Rows from a figure dataset:

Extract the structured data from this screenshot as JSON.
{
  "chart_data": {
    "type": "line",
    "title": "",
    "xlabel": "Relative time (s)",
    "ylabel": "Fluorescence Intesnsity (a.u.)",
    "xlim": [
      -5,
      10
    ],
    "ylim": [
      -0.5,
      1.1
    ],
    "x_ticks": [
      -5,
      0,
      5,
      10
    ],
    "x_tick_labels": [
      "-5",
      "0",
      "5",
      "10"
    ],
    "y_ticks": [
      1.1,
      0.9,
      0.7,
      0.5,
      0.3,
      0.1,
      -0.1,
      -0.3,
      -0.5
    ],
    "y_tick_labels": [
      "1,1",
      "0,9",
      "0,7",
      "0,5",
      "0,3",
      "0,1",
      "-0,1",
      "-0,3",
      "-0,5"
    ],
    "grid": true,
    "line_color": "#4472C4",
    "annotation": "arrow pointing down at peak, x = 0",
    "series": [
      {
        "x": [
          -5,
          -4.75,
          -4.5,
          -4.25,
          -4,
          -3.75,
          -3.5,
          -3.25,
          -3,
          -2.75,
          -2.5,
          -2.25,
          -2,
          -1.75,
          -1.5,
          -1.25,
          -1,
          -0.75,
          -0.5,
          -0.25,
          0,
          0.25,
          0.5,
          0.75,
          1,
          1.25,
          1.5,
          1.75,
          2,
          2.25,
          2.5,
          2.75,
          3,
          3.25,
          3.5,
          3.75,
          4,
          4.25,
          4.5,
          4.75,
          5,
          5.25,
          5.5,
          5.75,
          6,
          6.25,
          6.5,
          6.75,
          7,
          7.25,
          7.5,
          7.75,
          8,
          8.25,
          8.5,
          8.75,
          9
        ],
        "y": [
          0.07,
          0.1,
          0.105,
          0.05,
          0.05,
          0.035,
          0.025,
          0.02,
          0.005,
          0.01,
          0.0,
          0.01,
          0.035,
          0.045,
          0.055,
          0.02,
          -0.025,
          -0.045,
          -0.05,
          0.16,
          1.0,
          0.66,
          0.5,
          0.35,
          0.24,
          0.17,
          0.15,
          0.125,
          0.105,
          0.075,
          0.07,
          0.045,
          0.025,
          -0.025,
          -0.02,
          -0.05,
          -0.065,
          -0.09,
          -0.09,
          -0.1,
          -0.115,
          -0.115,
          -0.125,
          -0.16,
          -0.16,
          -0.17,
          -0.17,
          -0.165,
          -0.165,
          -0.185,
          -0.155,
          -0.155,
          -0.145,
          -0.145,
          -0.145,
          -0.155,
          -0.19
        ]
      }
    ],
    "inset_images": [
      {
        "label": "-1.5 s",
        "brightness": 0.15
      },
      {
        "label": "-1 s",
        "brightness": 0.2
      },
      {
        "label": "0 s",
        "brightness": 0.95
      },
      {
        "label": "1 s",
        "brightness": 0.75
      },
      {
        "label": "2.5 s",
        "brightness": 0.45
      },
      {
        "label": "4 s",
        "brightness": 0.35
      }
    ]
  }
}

# [GOAL]
Print the listing above in full, exactly as it is.

# [ANSWER TO THIS TASK]
Extract the structured data from this screenshot as JSON.
{
  "chart_data": {
    "type": "line",
    "title": "",
    "xlabel": "Relative time (s)",
    "ylabel": "Fluorescence Intesnsity (a.u.)",
    "xlim": [
      -5,
      10
    ],
    "ylim": [
      -0.5,
      1.1
    ],
    "x_ticks": [
      -5,
      0,
      5,
      10
    ],
    "x_tick_labels": [
      "-5",
      "0",
      "5",
      "10"
    ],
    "y_ticks": [
      1.1,
      0.9,
      0.7,
      0.5,
      0.3,
      0.1,
      -0.1,
      -0.3,
      -0.5
    ],
    "y_tick_labels": [
      "1,1",
      "0,9",
      "0,7",
      "0,5",
      "0,3",
      "0,1",
      "-0,1",
      "-0,3",
      "-0,5"
    ],
    "grid": true,
    "line_color": "#4472C4",
    "annotation": "arrow pointing down at peak, x = 0",
    "series": [
      {
        "x": [
          -5,
          -4.75,
          -4.5,
          -4.25,
          -4,
          -3.75,
          -3.5,
          -3.25,
          -3,
          -2.75,
          -2.5,
          -2.25,
          -2,
          -1.75,
          -1.5,
          -1.25,
          -1,
          -0.75,
          -0.5,
          -0.25,
          0,
          0.25,
          0.5,
          0.75,
          1,
          1.25,
          1.5,
          1.75,
          2,
          2.25,
          2.5,
          2.75,
          3,
          3.25,
          3.5,
          3.75,
          4,
          4.25,
          4.5,
          4.75,
          5,
          5.25,
          5.5,
          5.75,
          6,
          6.25,
          6.5,
          6.75,
          7,
          7.25,
          7.5,
          7.75,
          8,
          8.25,
          8.5,
          8.75,
          9
        ],
        "y": [
          0.07,
          0.1,
          0.105,
          0.05,
          0.05,
          0.035,
          0.025,
          0.02,
          0.005,
          0.01,
          0.0,
          0.01,
          0.035,
          0.045,
          0.055,
          0.02,
          -0.025,
          -0.045,
          -0.05,
          0.16,
          1.0,
          0.66,
          0.5,
          0.35,
          0.24,
          0.17,
          0.15,
          0.125,
          0.105,
          0.075,
          0.07,
          0.045,
          0.025,
          -0.025,
          -0.02,
          -0.05,
          -0.065,
          -0.09,
          -0.09,
          -0.1,
          -0.115,
          -0.115,
          -0.125,
          -0.16,
          -0.16,
          -0.17,
          -0.17,
          -0.165,
          -0.165,
          -0.185,
          -0.155,
          -0.155,
          -0.145,
          -0.145,
          -0.145,
          -0.155,
          -0.19
        ]
      }
    ],
    "inset_images": [
      {
        "label": "-1.5 s",
        "brightness": 0.15
      },
      {
        "label": "-1 s",
        "brightness": 0.2
      },
      {
        "label": "0 s",
        "brightness": 0.95
      },
      {
        "label": "1 s",
        "brightness": 0.75
      },
      {
        "label": "2.5 s",
        "brightness": 0.45
      },
      {
        "label": "4 s",
        "brightness": 0.35
      }
    ]
  }
}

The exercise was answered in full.